▶ [TASK REQUIREMENTS]: In the data below, find each line containing the string "together" and return it.

Stored data entries
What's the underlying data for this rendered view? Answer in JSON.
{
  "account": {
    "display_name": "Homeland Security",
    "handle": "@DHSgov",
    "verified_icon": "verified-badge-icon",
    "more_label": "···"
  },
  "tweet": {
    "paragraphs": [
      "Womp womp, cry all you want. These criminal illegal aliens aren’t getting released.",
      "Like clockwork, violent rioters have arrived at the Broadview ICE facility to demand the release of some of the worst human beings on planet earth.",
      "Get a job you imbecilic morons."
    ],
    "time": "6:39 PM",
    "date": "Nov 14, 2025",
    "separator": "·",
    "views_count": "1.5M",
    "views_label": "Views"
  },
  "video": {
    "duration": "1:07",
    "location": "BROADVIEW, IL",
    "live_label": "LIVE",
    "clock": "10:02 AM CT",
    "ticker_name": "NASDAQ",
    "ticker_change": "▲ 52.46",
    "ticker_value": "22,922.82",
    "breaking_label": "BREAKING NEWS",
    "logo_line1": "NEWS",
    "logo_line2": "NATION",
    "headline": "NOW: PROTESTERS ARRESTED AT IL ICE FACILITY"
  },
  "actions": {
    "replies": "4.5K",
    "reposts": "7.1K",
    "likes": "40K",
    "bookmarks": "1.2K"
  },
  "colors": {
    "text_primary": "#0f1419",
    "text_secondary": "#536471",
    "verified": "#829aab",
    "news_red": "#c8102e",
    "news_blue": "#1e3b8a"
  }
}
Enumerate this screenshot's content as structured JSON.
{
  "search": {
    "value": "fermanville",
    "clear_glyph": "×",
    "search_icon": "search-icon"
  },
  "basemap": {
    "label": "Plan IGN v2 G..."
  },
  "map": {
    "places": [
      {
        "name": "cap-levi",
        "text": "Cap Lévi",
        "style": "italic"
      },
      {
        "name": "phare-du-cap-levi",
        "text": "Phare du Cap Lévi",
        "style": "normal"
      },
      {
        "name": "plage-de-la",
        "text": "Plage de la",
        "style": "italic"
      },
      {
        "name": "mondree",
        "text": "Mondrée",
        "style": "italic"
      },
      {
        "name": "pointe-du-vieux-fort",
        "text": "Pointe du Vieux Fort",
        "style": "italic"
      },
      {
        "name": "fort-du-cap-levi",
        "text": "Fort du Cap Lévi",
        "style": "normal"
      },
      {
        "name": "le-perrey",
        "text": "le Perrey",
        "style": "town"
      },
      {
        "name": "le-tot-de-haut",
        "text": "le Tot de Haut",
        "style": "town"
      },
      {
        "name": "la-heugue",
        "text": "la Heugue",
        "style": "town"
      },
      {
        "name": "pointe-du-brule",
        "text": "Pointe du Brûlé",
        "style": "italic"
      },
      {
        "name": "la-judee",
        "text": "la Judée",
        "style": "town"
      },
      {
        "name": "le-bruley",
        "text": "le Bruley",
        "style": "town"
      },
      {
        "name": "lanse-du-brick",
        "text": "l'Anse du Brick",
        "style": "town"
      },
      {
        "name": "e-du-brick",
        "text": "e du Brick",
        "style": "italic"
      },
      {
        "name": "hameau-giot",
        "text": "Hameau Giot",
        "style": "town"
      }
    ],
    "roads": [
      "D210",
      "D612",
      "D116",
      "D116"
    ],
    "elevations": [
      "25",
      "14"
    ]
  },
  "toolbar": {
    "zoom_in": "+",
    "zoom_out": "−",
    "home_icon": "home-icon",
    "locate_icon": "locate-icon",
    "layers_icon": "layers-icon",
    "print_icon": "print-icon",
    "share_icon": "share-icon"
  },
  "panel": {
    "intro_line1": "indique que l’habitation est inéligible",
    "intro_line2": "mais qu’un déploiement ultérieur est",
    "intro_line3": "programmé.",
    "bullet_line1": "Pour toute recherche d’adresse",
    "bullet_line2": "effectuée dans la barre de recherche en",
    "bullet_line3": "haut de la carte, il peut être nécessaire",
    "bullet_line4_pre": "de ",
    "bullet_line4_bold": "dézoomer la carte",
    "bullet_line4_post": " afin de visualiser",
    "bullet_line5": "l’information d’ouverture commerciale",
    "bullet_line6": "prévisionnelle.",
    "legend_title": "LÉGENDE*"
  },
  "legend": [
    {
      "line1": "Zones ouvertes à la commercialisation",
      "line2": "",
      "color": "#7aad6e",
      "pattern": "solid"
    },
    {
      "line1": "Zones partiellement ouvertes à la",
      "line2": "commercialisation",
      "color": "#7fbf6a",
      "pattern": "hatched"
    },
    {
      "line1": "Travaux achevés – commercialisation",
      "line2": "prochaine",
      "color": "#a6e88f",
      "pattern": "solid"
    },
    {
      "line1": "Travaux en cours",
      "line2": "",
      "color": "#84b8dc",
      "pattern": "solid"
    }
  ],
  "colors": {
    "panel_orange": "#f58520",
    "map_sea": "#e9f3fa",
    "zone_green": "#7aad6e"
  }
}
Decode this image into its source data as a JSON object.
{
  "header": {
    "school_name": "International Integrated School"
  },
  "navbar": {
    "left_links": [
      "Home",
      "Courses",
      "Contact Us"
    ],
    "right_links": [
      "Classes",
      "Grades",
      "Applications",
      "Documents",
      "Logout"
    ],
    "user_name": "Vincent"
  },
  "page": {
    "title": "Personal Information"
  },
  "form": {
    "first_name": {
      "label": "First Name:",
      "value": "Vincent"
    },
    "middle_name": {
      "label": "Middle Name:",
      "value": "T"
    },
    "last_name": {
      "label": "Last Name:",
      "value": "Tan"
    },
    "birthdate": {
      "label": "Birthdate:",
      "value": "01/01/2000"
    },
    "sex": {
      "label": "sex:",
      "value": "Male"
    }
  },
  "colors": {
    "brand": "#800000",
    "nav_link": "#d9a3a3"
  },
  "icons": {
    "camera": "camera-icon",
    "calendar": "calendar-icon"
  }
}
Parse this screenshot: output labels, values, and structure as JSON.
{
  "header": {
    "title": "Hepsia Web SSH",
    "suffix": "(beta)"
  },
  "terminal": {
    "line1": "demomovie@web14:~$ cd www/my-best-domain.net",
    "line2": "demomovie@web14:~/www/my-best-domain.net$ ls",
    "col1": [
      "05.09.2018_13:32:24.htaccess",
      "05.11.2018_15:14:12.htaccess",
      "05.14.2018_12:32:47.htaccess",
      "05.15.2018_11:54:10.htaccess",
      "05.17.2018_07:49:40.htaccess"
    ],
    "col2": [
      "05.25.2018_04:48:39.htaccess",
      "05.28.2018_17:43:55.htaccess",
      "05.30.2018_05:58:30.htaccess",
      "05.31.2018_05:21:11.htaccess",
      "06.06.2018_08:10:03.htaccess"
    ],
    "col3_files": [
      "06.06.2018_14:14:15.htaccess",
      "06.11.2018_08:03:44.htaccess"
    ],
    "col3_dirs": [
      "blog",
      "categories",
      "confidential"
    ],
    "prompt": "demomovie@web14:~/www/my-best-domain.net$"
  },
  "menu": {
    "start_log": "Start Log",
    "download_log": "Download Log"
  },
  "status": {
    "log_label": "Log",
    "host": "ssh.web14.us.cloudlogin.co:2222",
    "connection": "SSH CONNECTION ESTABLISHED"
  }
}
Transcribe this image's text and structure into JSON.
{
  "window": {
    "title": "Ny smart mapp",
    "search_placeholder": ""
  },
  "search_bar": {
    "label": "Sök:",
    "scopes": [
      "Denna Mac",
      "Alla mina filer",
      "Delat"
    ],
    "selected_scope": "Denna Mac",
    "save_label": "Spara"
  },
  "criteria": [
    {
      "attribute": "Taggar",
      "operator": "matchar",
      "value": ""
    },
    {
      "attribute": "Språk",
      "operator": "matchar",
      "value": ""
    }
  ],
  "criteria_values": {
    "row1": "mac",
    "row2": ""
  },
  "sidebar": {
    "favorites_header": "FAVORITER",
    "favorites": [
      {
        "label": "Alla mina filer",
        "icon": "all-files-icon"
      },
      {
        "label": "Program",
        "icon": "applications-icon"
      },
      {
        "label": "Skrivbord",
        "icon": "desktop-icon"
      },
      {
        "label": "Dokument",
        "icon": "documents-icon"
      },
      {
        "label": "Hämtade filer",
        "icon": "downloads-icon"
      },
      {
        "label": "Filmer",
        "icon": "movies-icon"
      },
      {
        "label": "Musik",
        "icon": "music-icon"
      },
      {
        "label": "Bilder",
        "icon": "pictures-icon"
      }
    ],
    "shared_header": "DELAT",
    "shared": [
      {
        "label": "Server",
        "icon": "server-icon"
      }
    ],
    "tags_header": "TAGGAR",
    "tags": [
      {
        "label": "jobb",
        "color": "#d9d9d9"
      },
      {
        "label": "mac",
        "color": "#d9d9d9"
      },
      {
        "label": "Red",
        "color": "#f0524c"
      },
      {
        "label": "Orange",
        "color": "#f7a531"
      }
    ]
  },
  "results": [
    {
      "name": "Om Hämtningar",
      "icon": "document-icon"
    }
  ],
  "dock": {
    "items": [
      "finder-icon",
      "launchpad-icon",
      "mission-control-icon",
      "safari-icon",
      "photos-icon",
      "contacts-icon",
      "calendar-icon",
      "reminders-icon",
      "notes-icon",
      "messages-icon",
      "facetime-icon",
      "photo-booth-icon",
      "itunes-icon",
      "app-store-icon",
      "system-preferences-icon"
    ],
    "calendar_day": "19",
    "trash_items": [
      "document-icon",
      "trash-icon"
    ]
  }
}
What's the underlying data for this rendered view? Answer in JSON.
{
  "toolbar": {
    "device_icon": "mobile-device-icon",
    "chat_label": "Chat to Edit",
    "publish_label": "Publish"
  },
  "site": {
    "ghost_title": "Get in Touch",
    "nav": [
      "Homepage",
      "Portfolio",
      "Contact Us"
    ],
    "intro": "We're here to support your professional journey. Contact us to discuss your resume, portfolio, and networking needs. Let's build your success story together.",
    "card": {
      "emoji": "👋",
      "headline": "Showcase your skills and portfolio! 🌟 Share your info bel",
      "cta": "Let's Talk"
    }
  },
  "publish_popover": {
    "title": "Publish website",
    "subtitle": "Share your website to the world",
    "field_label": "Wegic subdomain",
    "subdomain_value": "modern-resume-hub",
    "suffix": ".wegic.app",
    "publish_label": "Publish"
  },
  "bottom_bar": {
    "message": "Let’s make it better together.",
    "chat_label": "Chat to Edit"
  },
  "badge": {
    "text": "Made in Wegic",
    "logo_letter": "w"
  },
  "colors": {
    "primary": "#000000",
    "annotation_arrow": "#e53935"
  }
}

▶ [EXERCISE RESPONSE]:
    "intro": "We're here to support your professional journey. Contact us to discuss your resume, portfolio, and networking needs. Let's build your success story together.",
    "message": "Let’s make it better together.",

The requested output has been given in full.